**** Materials provided ****

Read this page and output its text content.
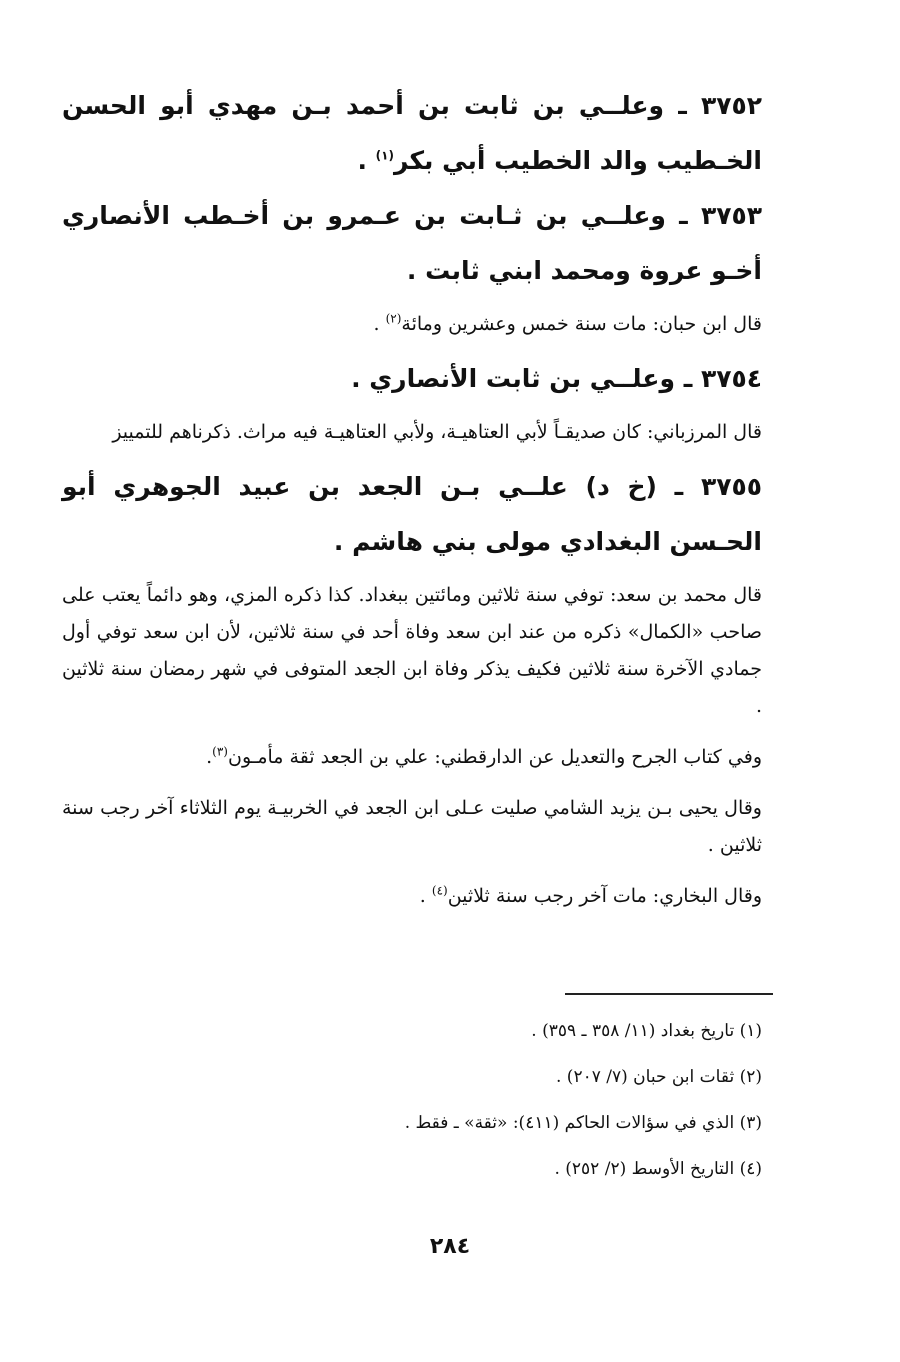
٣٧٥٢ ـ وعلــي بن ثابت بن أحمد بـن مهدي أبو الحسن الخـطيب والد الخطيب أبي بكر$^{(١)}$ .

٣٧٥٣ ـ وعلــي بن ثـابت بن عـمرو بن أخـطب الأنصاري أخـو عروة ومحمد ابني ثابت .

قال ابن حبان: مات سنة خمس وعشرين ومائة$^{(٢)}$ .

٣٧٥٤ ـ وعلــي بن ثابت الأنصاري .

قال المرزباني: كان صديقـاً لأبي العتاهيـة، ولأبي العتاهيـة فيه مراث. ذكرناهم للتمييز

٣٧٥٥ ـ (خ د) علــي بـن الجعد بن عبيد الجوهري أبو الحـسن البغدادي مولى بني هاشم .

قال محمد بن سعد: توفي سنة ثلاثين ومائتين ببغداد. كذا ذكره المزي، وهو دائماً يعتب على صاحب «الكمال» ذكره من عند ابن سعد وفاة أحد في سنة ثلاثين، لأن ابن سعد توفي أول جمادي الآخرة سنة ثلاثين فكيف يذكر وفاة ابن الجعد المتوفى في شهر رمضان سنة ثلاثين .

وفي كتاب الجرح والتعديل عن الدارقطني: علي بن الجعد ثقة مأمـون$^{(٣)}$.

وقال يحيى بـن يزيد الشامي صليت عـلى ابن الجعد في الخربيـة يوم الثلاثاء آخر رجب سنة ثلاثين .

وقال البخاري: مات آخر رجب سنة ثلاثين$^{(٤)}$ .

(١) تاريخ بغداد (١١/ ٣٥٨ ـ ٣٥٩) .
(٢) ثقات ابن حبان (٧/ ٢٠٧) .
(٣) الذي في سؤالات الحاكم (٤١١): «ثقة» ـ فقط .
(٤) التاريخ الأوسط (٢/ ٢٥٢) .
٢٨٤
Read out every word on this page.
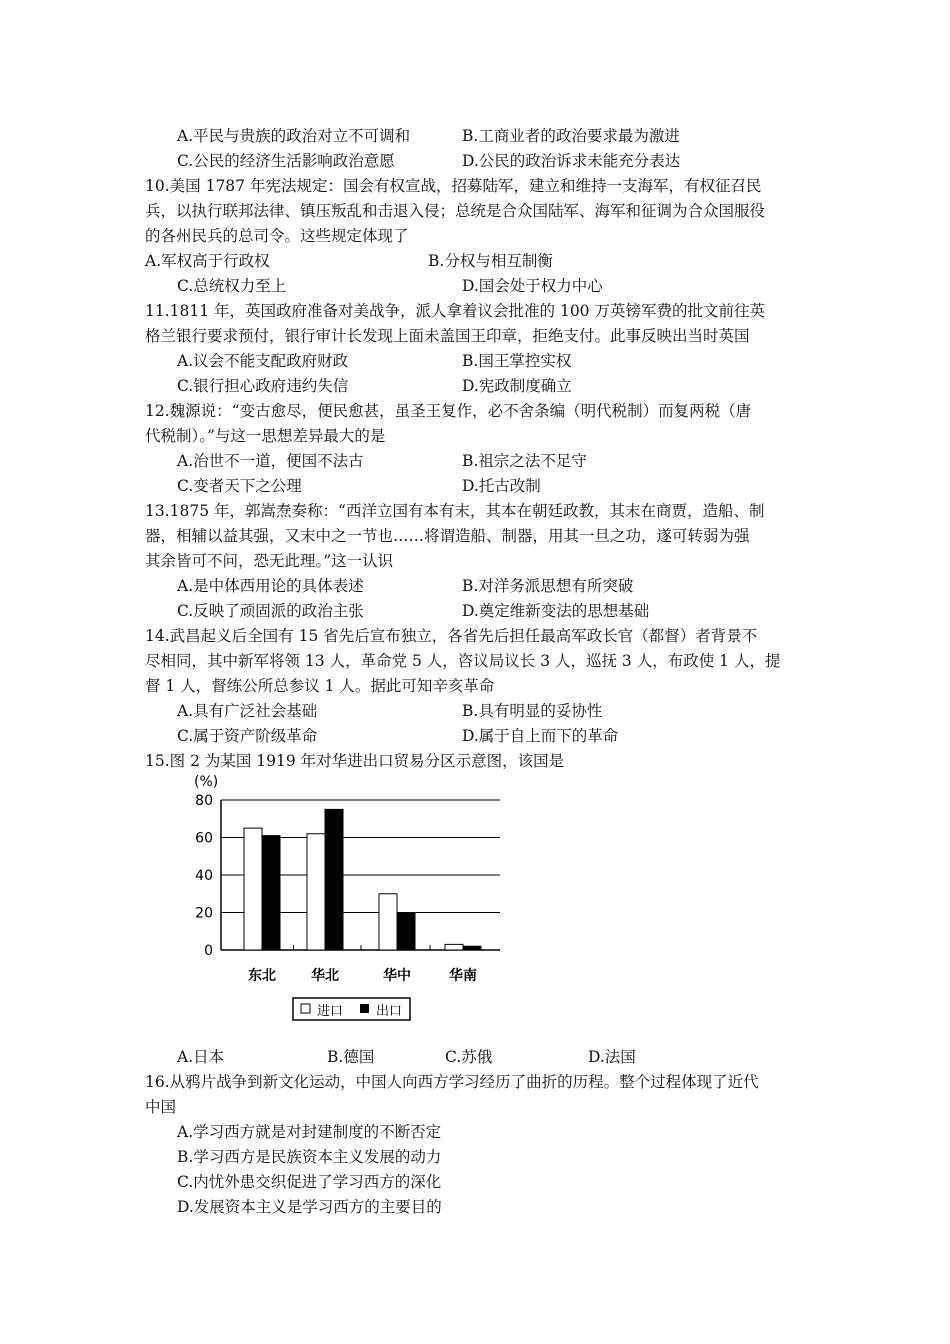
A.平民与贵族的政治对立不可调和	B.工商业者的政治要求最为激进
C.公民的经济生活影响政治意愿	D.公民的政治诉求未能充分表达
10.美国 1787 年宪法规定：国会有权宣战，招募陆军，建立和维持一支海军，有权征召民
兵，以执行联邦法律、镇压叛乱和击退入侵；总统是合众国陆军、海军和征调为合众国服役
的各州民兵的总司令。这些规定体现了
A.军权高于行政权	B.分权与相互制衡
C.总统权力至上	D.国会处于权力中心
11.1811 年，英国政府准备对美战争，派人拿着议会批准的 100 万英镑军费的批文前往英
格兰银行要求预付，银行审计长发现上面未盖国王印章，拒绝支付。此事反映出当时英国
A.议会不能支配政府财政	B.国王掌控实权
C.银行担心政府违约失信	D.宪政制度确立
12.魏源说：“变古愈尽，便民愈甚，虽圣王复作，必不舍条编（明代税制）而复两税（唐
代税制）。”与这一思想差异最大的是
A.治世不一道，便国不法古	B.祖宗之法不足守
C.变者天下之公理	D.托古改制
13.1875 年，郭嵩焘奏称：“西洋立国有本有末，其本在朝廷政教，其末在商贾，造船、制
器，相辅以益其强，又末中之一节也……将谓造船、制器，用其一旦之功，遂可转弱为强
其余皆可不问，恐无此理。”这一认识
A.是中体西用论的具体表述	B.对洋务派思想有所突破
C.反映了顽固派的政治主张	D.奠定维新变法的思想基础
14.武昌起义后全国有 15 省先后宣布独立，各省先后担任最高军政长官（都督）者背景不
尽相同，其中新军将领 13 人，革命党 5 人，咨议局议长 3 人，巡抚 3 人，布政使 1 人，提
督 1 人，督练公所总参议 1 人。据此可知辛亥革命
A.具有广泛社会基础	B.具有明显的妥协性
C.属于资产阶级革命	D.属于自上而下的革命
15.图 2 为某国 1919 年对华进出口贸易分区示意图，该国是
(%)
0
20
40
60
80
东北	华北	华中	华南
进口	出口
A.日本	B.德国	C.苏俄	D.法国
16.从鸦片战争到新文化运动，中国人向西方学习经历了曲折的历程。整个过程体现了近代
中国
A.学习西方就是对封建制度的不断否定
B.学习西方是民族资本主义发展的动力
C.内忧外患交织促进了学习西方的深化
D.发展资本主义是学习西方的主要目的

****

◆ **Work required**:
Your task is to pick out every line with the string "this" and copy it.

◆ **Task response**:
Read this page and output its text content.
Read out every word on this page.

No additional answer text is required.